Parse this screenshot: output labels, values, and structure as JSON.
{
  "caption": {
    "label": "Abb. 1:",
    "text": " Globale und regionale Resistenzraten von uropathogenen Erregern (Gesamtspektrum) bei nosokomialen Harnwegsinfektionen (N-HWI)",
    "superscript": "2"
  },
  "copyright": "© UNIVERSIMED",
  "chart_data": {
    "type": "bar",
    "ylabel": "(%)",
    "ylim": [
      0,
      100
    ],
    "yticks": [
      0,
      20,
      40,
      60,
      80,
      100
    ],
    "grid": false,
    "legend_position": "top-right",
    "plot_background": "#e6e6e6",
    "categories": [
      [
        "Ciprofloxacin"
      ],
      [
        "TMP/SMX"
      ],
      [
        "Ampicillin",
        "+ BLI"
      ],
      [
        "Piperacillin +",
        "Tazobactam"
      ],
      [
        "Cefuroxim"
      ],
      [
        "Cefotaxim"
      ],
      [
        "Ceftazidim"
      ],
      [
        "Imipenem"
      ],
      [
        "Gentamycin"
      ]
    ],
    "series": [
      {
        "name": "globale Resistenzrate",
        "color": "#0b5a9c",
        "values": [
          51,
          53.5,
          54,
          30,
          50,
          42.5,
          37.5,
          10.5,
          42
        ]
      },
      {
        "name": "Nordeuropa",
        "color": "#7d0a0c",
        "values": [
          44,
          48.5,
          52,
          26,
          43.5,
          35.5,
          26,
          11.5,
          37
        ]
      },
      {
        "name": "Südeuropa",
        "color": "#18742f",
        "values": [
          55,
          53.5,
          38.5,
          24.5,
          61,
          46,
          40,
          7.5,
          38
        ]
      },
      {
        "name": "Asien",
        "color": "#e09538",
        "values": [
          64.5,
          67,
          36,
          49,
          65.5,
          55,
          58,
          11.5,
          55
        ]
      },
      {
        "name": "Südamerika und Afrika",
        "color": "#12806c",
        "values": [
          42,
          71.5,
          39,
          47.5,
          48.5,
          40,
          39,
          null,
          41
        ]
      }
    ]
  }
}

####

▶ [TO DO]
Reply with a lone number, the count of lines in the data that include the string "name".

▶ [ANSWER BOX]
5